__WHAT YOU NEED TO DO__:
Copy the listing starting at the line with "I need the location" and ending at the line with "footnote-ref: (١) [98,350,126,370]". Swap every "paragraph-line" for "text-line", keep everything else the same, and leave out the pictures.

*** RECORD EXCERPTS ***

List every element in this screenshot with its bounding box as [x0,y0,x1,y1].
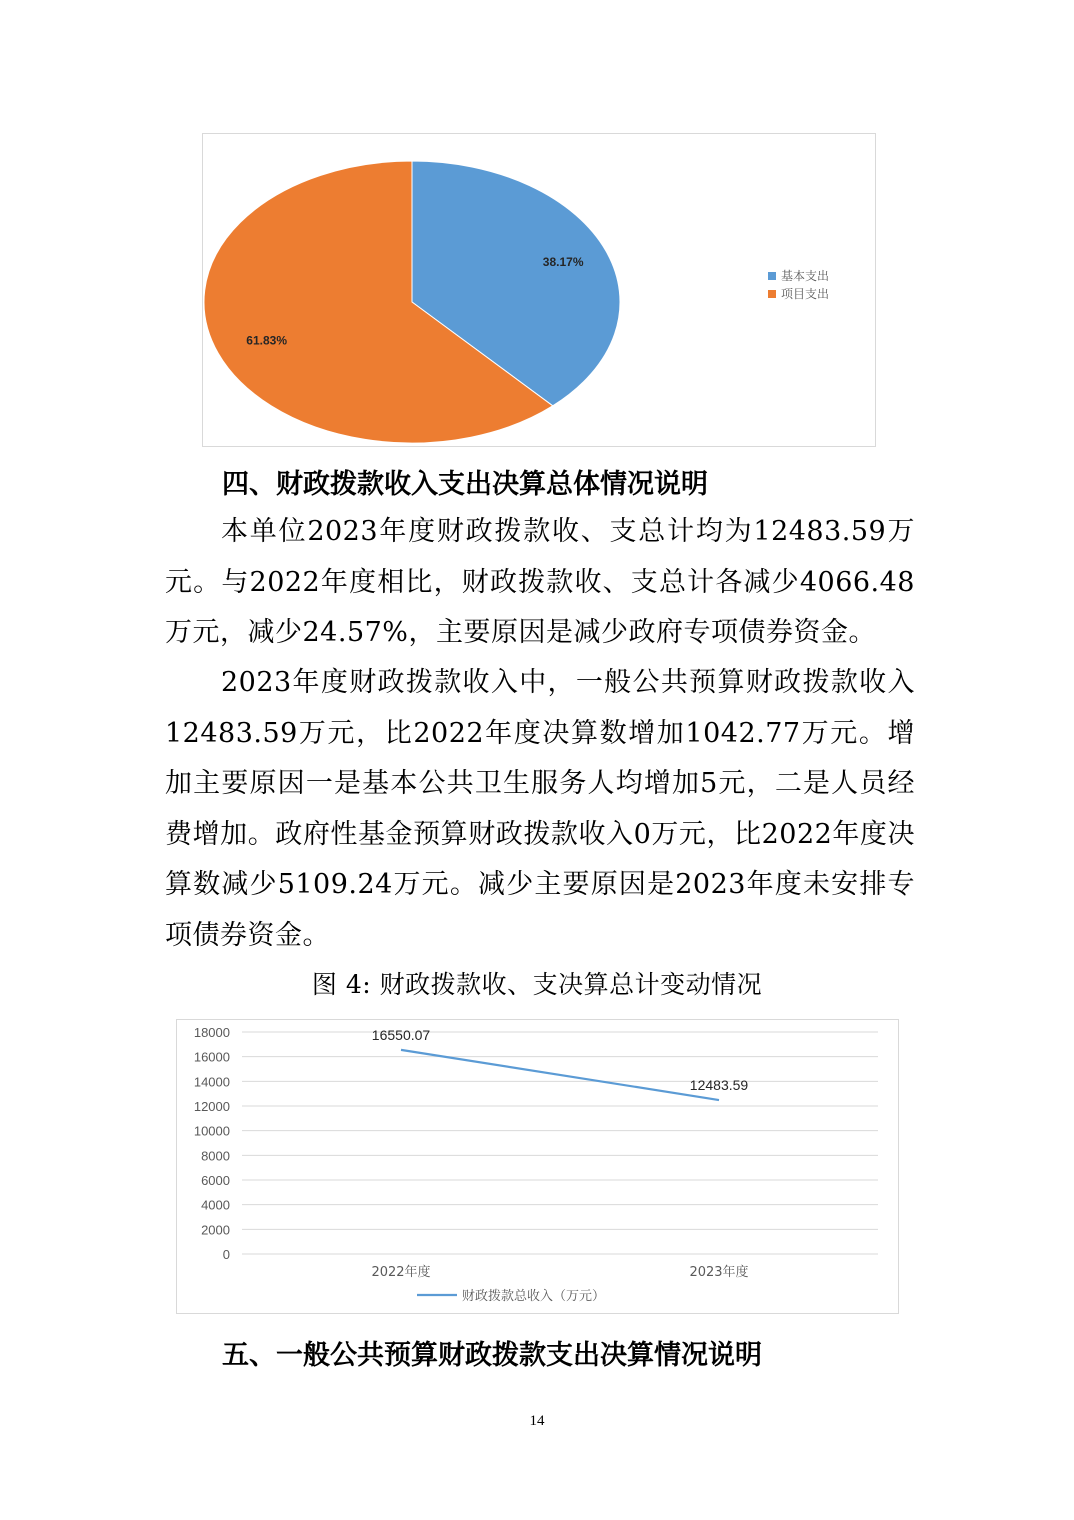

***
*** RECORD EXCERPTS ***

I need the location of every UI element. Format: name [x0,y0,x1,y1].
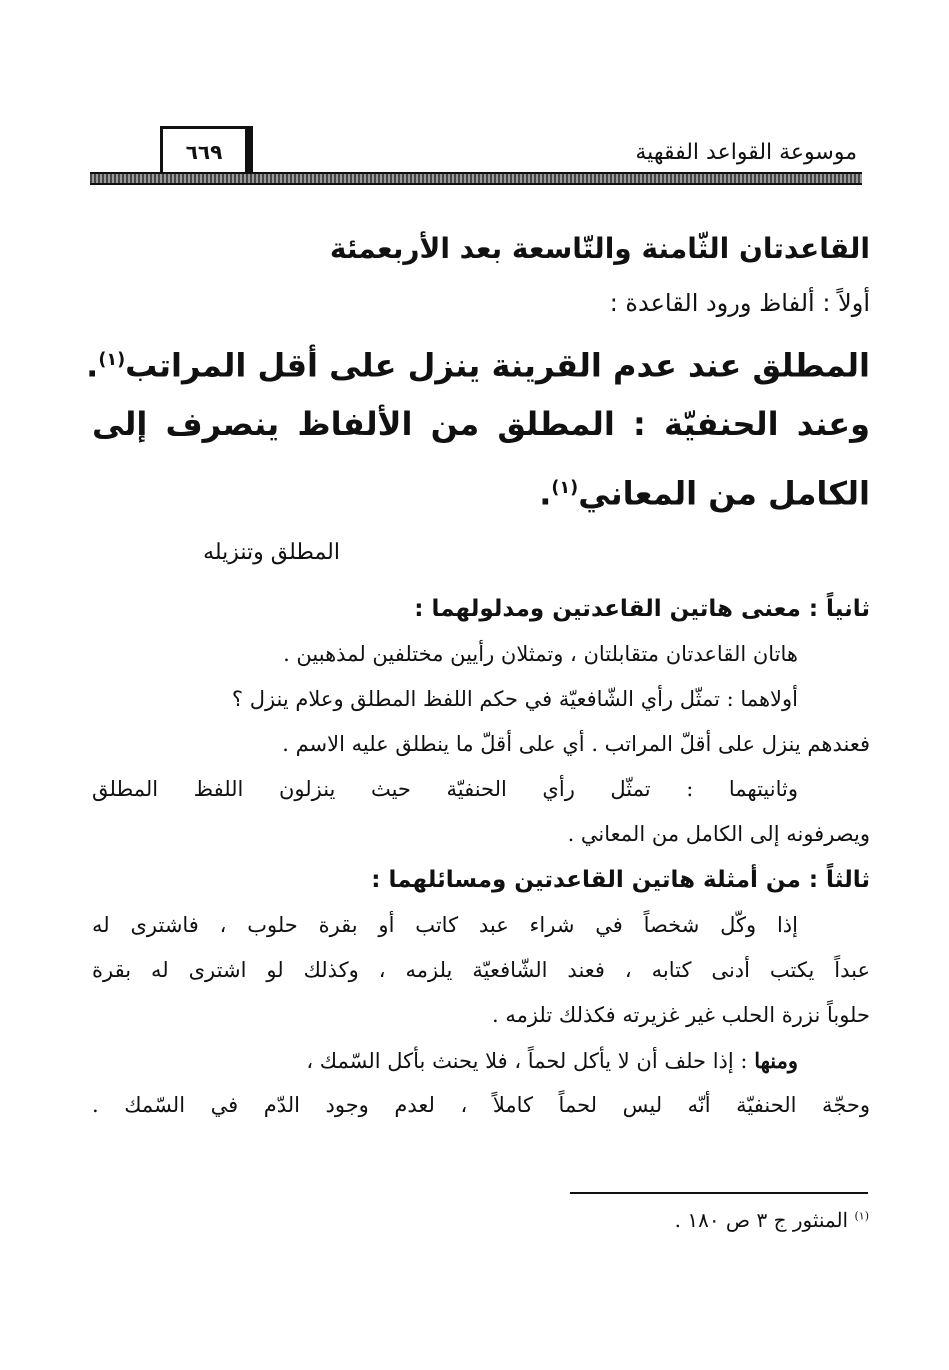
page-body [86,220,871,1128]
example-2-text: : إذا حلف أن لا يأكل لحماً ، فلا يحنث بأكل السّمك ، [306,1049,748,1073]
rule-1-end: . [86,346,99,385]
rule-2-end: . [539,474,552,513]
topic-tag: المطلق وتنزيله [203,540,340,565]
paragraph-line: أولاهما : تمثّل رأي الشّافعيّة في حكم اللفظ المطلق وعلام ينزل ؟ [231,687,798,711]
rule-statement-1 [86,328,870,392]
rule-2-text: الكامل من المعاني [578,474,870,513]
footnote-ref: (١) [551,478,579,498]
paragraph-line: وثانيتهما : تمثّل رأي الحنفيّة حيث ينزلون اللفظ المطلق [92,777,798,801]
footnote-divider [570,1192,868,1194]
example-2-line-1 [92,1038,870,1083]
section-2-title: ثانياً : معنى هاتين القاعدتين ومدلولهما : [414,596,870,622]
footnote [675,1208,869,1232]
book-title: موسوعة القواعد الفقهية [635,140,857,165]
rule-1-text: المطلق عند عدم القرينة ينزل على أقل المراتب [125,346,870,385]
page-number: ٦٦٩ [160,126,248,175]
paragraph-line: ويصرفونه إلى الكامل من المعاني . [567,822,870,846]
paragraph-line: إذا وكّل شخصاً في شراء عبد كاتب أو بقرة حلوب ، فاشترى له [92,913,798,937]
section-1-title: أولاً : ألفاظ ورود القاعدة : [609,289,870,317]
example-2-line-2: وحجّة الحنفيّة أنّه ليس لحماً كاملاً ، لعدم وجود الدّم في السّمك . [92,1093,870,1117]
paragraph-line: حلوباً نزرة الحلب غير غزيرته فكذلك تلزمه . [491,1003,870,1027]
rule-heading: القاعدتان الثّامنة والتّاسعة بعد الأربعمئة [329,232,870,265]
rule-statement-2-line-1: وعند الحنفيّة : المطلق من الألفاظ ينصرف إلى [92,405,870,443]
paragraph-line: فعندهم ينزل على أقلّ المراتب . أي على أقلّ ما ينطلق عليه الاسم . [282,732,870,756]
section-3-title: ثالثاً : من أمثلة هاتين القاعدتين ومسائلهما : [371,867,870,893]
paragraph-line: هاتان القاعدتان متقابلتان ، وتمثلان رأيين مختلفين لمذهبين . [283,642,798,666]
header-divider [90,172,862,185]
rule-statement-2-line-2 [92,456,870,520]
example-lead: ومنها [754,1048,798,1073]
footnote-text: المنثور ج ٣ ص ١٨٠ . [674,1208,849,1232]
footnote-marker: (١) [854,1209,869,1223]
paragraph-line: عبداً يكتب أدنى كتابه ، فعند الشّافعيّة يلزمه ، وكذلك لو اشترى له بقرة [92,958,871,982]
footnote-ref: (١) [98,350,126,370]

***

__TASK ANSWER__:
I need the location of every UI element. Format: name [x0,y0,x1,y1].
page-body [86,220,871,1128]
example-2-text: : إذا حلف أن لا يأكل لحماً ، فلا يحنث بأكل السّمك ، [306,1049,748,1073]
rule-1-end: . [86,346,99,385]
rule-2-end: . [539,474,552,513]
topic-tag: المطلق وتنزيله [203,540,340,565]
text-line: أولاهما : تمثّل رأي الشّافعيّة في حكم اللفظ المطلق وعلام ينزل ؟ [231,687,798,711]
rule-statement-1 [86,328,870,392]
rule-2-text: الكامل من المعاني [578,474,870,513]
footnote-ref: (١) [551,478,579,498]
text-line: وثانيتهما : تمثّل رأي الحنفيّة حيث ينزلون اللفظ المطلق [92,777,798,801]
footnote-divider [570,1192,868,1194]
example-2-line-1 [92,1038,870,1083]
section-2-title: ثانياً : معنى هاتين القاعدتين ومدلولهما : [414,596,870,622]
footnote [675,1208,869,1232]
book-title: موسوعة القواعد الفقهية [635,140,857,165]
rule-1-text: المطلق عند عدم القرينة ينزل على أقل المراتب [125,346,870,385]
page-number: ٦٦٩ [160,126,248,175]
text-line: ويصرفونه إلى الكامل من المعاني . [567,822,870,846]
text-line: إذا وكّل شخصاً في شراء عبد كاتب أو بقرة حلوب ، فاشترى له [92,913,798,937]
section-1-title: أولاً : ألفاظ ورود القاعدة : [609,289,870,317]
example-2-line-2: وحجّة الحنفيّة أنّه ليس لحماً كاملاً ، لعدم وجود الدّم في السّمك . [92,1093,870,1117]
text-line: حلوباً نزرة الحلب غير غزيرته فكذلك تلزمه . [491,1003,870,1027]
rule-heading: القاعدتان الثّامنة والتّاسعة بعد الأربعمئة [329,232,870,265]
rule-statement-2-line-1: وعند الحنفيّة : المطلق من الألفاظ ينصرف إلى [92,405,870,443]
text-line: فعندهم ينزل على أقلّ المراتب . أي على أقلّ ما ينطلق عليه الاسم . [282,732,870,756]
section-3-title: ثالثاً : من أمثلة هاتين القاعدتين ومسائلهما : [371,867,870,893]
text-line: هاتان القاعدتان متقابلتان ، وتمثلان رأيين مختلفين لمذهبين . [283,642,798,666]
header-divider [90,172,862,185]
rule-statement-2-line-2 [92,456,870,520]
example-lead: ومنها [754,1048,798,1073]
footnote-text: المنثور ج ٣ ص ١٨٠ . [674,1208,849,1232]
footnote-marker: (١) [854,1209,869,1223]
text-line: عبداً يكتب أدنى كتابه ، فعند الشّافعيّة يلزمه ، وكذلك لو اشترى له بقرة [92,958,871,982]
footnote-ref: (١) [98,350,126,370]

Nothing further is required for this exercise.